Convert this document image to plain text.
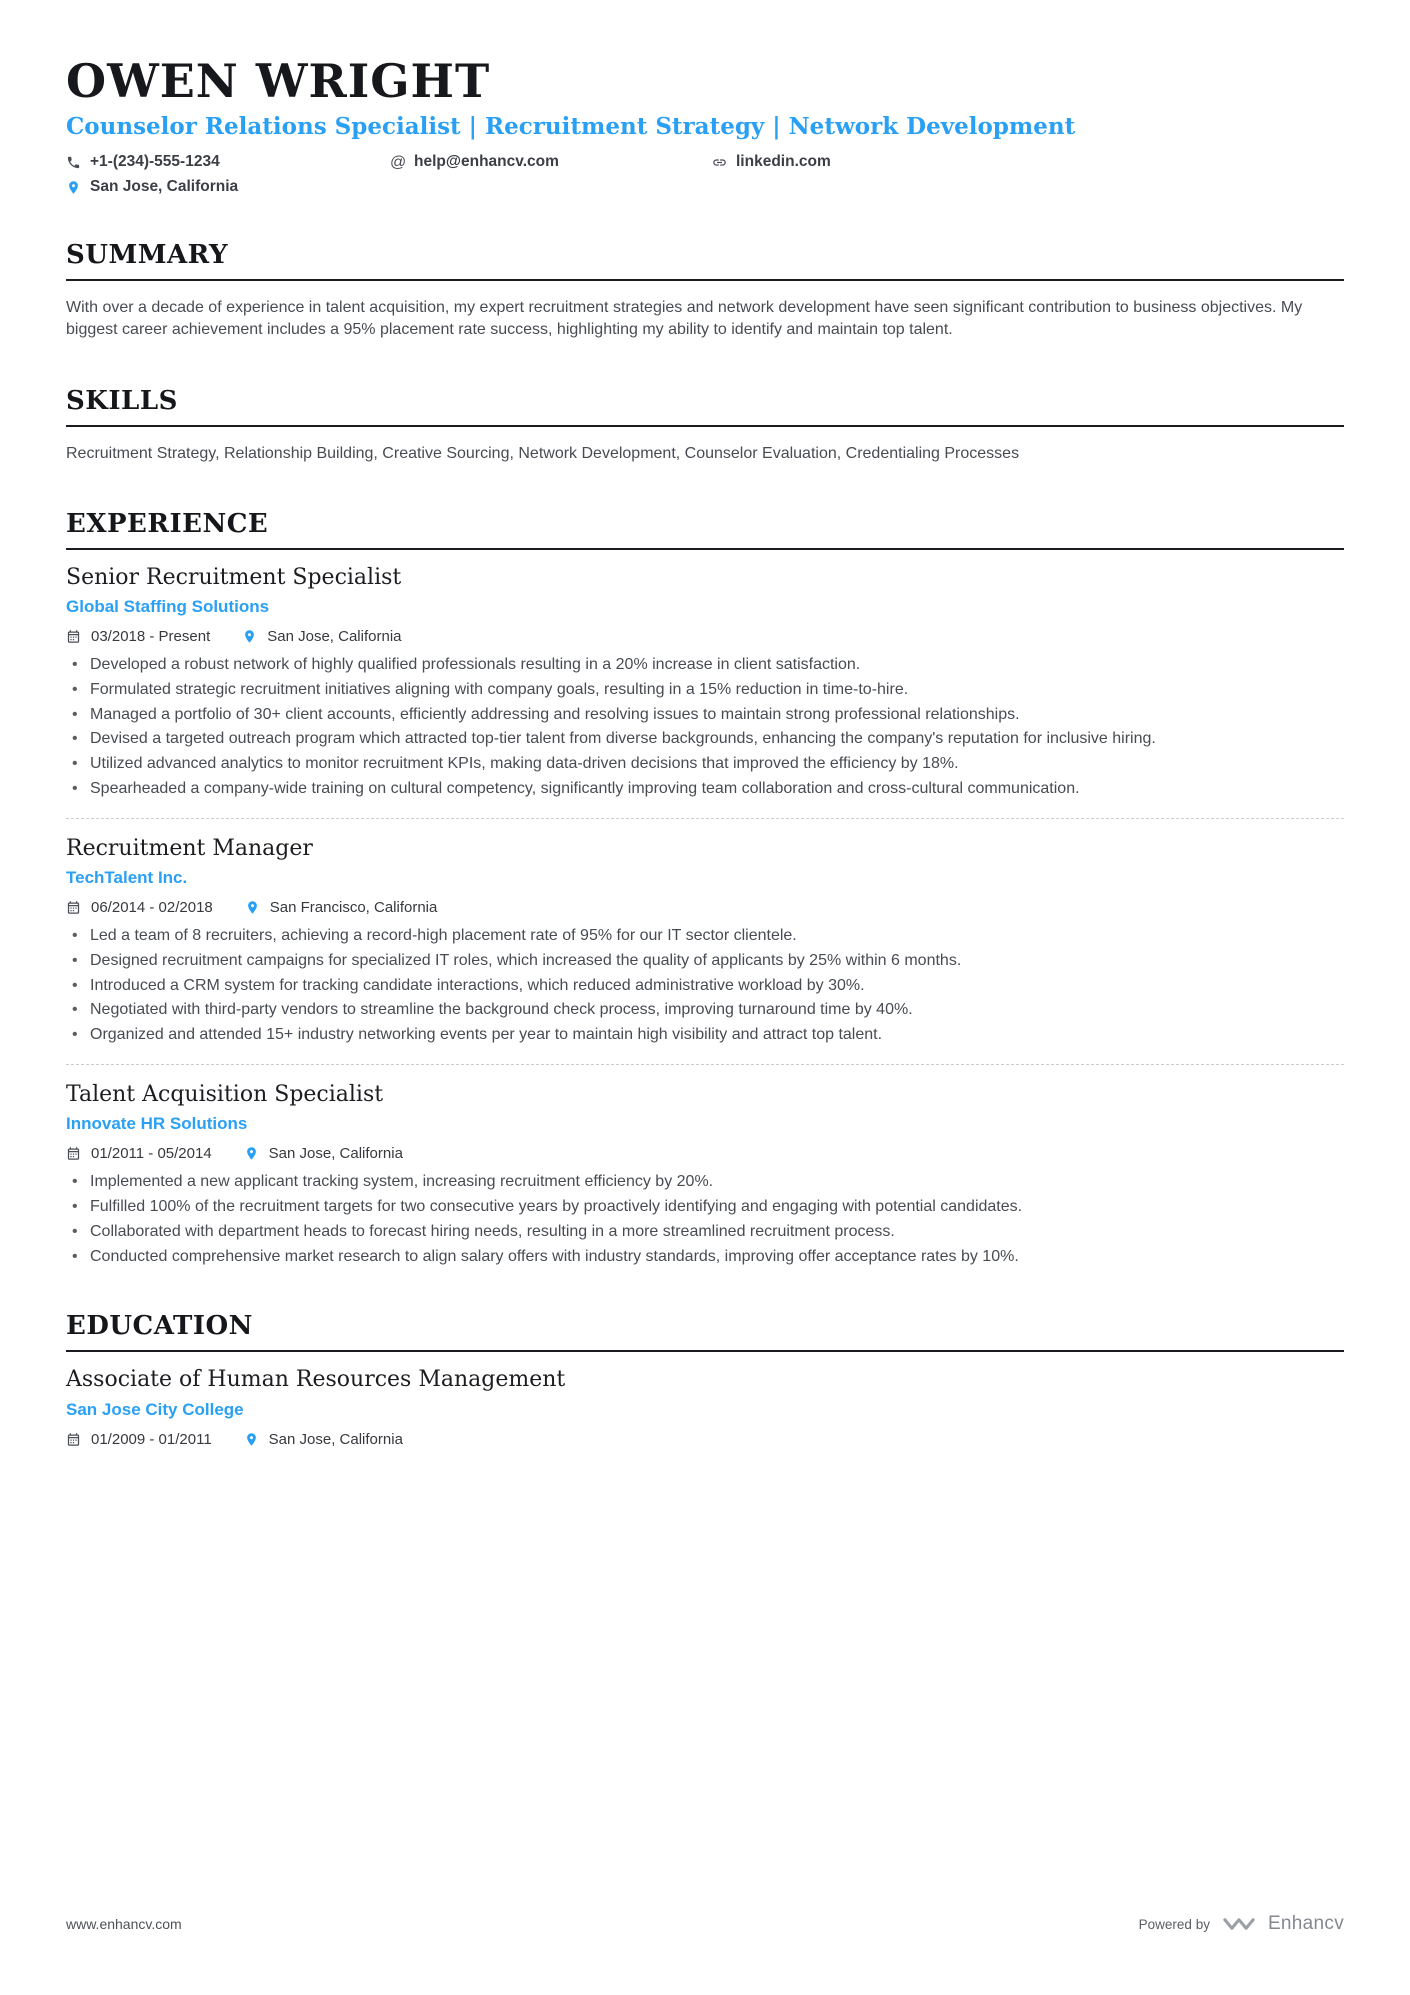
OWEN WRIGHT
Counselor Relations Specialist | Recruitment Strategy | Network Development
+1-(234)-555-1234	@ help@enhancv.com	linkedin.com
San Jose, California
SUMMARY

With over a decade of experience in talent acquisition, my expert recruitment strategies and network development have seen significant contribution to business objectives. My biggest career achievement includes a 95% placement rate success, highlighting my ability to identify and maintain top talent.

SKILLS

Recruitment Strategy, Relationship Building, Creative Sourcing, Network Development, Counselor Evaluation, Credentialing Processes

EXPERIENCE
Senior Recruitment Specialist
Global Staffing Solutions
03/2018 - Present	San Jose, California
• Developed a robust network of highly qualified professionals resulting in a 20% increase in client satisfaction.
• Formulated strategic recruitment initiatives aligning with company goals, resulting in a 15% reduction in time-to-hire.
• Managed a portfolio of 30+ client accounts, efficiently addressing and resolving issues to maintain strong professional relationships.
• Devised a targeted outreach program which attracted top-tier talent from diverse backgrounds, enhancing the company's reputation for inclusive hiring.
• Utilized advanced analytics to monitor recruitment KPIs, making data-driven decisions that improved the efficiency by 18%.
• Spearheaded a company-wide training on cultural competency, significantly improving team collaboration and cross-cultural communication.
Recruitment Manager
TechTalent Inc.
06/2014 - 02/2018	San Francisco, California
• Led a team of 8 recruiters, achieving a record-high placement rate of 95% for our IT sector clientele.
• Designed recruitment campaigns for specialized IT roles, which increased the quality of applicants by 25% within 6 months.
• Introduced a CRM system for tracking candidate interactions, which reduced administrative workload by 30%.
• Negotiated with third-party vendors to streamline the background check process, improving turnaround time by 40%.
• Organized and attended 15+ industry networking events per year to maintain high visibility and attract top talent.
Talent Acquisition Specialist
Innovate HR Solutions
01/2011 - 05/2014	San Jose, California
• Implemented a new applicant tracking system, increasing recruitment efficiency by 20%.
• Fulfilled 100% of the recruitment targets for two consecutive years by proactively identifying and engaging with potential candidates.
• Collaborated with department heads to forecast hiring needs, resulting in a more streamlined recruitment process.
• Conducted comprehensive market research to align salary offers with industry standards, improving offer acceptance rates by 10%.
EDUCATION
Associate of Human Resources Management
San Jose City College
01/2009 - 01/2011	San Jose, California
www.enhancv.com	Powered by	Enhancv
..........
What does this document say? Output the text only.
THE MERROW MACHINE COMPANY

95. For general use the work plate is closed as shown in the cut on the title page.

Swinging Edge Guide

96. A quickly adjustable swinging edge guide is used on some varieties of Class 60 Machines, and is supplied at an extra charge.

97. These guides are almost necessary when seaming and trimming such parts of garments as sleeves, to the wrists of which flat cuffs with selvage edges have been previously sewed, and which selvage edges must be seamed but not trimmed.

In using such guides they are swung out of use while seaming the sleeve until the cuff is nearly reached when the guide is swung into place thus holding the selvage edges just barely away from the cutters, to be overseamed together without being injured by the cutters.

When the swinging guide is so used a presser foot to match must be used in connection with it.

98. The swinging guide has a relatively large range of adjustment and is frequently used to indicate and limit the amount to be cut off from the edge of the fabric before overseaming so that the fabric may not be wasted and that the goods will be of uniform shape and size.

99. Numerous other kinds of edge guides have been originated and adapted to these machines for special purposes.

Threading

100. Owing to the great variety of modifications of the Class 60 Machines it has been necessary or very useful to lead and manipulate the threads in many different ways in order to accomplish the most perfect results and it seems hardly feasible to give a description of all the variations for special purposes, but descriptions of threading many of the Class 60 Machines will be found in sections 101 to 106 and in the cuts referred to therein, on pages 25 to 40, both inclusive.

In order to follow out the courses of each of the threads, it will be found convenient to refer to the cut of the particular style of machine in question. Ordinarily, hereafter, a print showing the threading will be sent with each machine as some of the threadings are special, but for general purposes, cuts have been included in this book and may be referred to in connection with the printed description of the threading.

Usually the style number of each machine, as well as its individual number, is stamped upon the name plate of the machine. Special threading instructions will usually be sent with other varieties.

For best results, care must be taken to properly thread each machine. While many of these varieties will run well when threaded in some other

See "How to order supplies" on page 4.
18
..........
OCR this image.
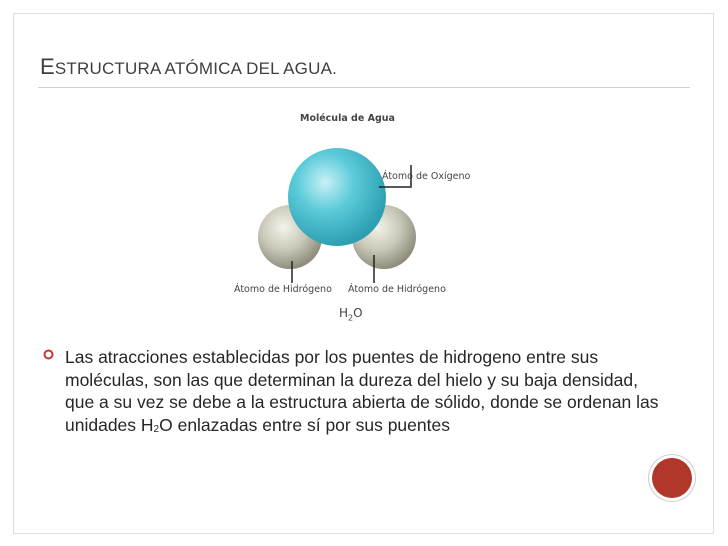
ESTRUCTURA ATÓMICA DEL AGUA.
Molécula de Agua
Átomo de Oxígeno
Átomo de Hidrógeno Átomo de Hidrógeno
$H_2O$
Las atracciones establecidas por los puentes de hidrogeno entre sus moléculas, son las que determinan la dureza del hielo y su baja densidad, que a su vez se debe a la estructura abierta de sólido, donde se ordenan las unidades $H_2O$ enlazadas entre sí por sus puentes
..........
- _Written task_
Go through the records line by line and count those containing the string "enhancv". Give only the total.

- _Problem solution_
2